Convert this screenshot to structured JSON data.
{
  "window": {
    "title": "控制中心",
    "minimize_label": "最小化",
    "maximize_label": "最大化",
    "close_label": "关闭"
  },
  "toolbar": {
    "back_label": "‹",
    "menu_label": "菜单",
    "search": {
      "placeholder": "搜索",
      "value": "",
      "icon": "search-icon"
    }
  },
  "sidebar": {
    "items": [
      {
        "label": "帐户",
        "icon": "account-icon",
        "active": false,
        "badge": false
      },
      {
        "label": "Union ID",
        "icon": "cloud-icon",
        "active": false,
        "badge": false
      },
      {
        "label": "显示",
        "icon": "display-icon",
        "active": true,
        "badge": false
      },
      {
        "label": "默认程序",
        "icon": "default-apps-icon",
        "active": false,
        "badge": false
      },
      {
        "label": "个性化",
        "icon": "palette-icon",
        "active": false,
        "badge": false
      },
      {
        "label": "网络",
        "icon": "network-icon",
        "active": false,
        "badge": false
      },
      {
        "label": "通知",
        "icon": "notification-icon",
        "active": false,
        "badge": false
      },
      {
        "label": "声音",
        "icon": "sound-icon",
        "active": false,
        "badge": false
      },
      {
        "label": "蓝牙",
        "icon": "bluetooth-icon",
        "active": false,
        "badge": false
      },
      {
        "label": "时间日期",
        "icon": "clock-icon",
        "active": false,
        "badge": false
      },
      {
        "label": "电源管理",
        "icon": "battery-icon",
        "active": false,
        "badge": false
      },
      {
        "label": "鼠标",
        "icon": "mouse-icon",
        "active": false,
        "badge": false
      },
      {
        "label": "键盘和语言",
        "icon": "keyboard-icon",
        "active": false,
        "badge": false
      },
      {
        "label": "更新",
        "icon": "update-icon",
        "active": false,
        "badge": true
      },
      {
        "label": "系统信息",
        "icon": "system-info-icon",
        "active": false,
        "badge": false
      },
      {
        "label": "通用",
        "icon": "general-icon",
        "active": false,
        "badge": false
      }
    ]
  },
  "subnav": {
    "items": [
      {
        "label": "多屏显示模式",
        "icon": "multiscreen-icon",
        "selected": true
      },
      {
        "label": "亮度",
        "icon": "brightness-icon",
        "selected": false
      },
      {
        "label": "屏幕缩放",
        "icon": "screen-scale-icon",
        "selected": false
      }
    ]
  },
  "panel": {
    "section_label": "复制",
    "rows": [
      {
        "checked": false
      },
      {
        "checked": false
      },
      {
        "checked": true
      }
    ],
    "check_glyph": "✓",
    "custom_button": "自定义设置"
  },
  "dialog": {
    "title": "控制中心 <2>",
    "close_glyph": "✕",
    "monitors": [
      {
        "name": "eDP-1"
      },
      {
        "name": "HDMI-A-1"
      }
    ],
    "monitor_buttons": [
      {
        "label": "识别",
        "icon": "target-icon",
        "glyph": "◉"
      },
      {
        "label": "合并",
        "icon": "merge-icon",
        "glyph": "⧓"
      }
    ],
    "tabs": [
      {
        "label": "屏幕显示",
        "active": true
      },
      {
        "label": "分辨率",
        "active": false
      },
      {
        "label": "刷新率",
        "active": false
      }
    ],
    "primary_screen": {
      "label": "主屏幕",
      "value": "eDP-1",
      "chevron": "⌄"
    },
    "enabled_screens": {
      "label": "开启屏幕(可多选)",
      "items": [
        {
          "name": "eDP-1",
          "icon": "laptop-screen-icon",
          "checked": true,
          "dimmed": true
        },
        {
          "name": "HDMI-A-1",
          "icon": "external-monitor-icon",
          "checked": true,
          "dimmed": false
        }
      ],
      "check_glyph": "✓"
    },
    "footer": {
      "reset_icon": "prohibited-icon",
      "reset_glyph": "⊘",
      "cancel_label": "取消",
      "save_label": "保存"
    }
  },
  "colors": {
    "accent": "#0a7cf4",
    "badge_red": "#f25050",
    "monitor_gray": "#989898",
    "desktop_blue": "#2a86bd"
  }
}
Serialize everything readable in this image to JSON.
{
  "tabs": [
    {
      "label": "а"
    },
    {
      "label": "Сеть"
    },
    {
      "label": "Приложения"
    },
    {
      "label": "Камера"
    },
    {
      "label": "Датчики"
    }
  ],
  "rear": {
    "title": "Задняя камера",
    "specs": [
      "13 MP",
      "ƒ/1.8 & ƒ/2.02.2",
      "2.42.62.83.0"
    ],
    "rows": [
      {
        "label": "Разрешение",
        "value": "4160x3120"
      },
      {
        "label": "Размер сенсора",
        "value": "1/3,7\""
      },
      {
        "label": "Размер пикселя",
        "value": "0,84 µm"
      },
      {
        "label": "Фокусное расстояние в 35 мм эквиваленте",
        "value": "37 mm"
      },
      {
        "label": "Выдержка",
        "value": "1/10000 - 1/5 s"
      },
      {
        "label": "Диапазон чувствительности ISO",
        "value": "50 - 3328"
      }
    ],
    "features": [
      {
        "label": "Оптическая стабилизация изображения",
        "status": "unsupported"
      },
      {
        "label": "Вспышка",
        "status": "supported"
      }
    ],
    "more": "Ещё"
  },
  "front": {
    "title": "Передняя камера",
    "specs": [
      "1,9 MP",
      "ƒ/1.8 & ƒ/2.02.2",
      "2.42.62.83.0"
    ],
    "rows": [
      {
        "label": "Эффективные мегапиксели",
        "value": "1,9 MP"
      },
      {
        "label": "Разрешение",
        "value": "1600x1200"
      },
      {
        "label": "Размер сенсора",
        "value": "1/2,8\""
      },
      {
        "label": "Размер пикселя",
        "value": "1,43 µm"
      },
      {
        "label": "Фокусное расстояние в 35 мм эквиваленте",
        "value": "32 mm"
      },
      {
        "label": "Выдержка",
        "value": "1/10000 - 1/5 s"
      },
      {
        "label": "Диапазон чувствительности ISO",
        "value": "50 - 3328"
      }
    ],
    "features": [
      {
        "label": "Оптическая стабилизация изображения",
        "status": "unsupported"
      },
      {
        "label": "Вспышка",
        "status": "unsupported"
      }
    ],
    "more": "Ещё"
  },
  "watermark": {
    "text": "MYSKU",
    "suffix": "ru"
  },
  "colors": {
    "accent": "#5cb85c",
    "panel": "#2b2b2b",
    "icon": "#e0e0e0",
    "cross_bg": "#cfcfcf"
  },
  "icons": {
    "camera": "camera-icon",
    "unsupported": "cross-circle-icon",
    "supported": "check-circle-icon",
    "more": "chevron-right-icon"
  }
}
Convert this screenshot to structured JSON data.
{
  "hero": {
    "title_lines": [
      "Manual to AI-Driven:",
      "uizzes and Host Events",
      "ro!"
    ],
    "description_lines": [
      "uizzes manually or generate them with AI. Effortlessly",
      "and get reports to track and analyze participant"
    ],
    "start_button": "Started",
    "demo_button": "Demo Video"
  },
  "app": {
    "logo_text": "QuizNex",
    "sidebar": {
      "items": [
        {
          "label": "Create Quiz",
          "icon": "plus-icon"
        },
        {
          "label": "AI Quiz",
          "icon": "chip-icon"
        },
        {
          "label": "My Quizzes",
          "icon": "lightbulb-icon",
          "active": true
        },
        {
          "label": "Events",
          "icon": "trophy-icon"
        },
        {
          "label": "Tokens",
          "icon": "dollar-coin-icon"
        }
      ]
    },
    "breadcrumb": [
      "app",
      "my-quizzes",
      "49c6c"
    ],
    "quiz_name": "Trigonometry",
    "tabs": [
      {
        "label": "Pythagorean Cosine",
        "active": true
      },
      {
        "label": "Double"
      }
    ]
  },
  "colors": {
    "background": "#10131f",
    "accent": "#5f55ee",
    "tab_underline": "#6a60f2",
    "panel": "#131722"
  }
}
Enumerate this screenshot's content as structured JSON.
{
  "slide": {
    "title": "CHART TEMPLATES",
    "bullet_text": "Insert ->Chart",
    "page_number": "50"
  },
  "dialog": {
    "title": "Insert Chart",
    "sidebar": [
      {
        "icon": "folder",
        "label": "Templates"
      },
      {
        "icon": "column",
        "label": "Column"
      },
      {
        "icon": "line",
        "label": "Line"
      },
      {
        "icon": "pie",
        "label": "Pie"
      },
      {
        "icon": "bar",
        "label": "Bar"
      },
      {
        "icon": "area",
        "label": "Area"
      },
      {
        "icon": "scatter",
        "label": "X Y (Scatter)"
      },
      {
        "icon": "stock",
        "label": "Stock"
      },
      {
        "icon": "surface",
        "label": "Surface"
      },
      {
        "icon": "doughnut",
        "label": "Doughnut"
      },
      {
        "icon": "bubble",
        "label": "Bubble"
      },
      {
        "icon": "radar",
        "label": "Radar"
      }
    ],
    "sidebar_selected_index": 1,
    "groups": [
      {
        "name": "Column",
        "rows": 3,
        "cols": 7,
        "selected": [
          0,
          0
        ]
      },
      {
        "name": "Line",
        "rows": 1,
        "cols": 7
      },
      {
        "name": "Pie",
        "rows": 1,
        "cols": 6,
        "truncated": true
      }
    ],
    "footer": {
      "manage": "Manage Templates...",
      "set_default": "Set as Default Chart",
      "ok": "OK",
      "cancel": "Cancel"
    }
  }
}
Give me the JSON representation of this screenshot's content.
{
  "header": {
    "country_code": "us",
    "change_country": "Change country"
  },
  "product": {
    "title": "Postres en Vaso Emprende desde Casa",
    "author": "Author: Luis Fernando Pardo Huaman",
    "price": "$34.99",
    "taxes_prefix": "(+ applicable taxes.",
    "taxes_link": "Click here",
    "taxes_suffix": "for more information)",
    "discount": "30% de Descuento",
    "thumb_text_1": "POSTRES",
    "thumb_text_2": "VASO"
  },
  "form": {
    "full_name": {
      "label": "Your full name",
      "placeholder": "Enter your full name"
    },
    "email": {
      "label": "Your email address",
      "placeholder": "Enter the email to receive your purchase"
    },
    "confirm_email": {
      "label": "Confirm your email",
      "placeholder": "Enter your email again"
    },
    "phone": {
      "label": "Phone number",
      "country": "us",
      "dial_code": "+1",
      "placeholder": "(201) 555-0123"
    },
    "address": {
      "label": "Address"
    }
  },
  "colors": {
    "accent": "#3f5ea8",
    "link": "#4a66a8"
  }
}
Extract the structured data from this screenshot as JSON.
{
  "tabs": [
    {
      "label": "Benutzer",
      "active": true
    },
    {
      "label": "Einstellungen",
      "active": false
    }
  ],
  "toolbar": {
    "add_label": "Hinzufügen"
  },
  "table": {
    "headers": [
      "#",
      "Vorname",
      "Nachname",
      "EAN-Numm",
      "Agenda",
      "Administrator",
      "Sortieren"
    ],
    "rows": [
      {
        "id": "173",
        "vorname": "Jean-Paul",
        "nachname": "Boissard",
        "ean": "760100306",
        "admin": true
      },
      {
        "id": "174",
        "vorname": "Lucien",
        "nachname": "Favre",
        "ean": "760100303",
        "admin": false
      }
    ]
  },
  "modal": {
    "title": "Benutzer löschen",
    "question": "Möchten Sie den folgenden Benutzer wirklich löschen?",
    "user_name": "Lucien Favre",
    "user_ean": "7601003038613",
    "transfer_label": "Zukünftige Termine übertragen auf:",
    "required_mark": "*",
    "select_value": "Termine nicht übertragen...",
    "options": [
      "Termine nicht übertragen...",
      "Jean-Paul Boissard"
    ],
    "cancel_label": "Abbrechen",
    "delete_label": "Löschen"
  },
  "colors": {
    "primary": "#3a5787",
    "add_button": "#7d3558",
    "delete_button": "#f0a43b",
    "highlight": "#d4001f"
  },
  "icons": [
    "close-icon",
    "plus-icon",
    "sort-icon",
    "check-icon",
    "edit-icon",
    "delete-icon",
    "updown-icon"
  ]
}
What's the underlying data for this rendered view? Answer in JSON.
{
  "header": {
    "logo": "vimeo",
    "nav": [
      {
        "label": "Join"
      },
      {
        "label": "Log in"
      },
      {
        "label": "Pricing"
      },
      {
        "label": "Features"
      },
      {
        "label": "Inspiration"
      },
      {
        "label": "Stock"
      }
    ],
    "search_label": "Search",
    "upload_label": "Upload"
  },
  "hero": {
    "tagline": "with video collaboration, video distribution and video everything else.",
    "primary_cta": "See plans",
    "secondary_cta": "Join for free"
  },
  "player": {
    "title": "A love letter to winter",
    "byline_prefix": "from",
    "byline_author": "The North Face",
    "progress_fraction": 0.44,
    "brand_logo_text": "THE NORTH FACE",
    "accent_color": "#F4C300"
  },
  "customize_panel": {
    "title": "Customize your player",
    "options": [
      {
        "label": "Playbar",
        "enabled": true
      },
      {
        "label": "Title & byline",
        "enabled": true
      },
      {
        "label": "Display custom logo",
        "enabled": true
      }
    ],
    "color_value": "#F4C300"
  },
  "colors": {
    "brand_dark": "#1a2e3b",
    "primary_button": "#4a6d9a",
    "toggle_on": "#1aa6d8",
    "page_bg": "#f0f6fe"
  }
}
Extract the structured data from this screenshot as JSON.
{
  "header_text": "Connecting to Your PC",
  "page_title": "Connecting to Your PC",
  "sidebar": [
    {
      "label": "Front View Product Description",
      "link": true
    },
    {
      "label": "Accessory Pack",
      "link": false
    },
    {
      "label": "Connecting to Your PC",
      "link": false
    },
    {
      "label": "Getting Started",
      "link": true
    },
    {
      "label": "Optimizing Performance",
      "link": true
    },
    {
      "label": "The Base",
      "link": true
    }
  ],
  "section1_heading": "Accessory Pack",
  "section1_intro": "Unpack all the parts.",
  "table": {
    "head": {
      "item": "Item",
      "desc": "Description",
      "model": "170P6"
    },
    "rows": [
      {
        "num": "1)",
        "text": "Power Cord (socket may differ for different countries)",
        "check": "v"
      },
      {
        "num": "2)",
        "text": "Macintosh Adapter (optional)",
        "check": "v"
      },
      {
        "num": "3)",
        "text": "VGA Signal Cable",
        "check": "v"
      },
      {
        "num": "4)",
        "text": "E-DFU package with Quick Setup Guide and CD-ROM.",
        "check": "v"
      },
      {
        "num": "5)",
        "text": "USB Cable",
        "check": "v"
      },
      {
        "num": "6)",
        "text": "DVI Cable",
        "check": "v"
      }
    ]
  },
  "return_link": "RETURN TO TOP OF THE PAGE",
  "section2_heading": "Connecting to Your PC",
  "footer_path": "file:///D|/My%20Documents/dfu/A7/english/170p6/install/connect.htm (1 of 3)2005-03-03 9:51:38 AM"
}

※ ※ ※

◆ Your objective ◆
Note how many lines in the material hold the word "this", and give that number with nothing added.

◆ Finished exercise ◆
8